## EXERCISE TASK
Copy out all the records exactly.

Data items
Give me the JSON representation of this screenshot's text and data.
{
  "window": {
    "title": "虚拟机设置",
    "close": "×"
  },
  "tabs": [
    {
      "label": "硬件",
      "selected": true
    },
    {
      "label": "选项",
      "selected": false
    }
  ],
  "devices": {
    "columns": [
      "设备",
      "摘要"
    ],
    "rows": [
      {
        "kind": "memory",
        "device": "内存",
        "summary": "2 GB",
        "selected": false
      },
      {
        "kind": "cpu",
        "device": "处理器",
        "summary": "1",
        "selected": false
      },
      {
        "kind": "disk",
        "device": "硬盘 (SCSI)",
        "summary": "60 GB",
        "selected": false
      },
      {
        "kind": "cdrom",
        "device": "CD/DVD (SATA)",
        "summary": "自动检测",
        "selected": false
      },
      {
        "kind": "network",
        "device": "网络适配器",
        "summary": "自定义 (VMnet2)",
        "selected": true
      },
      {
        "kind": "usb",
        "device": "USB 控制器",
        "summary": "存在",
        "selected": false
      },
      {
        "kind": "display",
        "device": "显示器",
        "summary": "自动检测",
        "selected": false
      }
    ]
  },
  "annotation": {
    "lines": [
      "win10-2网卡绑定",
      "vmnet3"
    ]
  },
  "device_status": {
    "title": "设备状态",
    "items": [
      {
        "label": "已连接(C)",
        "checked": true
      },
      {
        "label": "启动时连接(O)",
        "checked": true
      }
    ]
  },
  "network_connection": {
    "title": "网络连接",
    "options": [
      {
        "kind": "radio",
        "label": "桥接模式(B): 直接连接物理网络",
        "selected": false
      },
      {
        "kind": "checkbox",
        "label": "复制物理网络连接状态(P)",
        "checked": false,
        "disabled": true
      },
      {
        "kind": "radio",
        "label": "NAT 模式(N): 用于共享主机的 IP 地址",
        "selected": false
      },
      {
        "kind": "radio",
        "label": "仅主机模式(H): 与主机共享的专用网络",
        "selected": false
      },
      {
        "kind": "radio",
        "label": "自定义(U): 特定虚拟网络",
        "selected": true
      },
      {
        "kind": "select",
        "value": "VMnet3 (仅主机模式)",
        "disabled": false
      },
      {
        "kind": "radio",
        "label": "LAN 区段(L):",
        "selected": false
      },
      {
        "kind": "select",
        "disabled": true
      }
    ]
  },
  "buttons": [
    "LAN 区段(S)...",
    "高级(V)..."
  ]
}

## RESULT
Give me the JSON representation of this screenshot's text and data.
{
  "window": {
    "title": "虚拟机设置",
    "close": "×"
  },
  "tabs": [
    {
      "label": "硬件",
      "selected": true
    },
    {
      "label": "选项",
      "selected": false
    }
  ],
  "devices": {
    "columns": [
      "设备",
      "摘要"
    ],
    "rows": [
      {
        "kind": "memory",
        "device": "内存",
        "summary": "2 GB",
        "selected": false
      },
      {
        "kind": "cpu",
        "device": "处理器",
        "summary": "1",
        "selected": false
      },
      {
        "kind": "disk",
        "device": "硬盘 (SCSI)",
        "summary": "60 GB",
        "selected": false
      },
      {
        "kind": "cdrom",
        "device": "CD/DVD (SATA)",
        "summary": "自动检测",
        "selected": false
      },
      {
        "kind": "network",
        "device": "网络适配器",
        "summary": "自定义 (VMnet2)",
        "selected": true
      },
      {
        "kind": "usb",
        "device": "USB 控制器",
        "summary": "存在",
        "selected": false
      },
      {
        "kind": "display",
        "device": "显示器",
        "summary": "自动检测",
        "selected": false
      }
    ]
  },
  "annotation": {
    "lines": [
      "win10-2网卡绑定",
      "vmnet3"
    ]
  },
  "device_status": {
    "title": "设备状态",
    "items": [
      {
        "label": "已连接(C)",
        "checked": true
      },
      {
        "label": "启动时连接(O)",
        "checked": true
      }
    ]
  },
  "network_connection": {
    "title": "网络连接",
    "options": [
      {
        "kind": "radio",
        "label": "桥接模式(B): 直接连接物理网络",
        "selected": false
      },
      {
        "kind": "checkbox",
        "label": "复制物理网络连接状态(P)",
        "checked": false,
        "disabled": true
      },
      {
        "kind": "radio",
        "label": "NAT 模式(N): 用于共享主机的 IP 地址",
        "selected": false
      },
      {
        "kind": "radio",
        "label": "仅主机模式(H): 与主机共享的专用网络",
        "selected": false
      },
      {
        "kind": "radio",
        "label": "自定义(U): 特定虚拟网络",
        "selected": true
      },
      {
        "kind": "select",
        "value": "VMnet3 (仅主机模式)",
        "disabled": false
      },
      {
        "kind": "radio",
        "label": "LAN 区段(L):",
        "selected": false
      },
      {
        "kind": "select",
        "disabled": true
      }
    ]
  },
  "buttons": [
    "LAN 区段(S)...",
    "高级(V)..."
  ]
}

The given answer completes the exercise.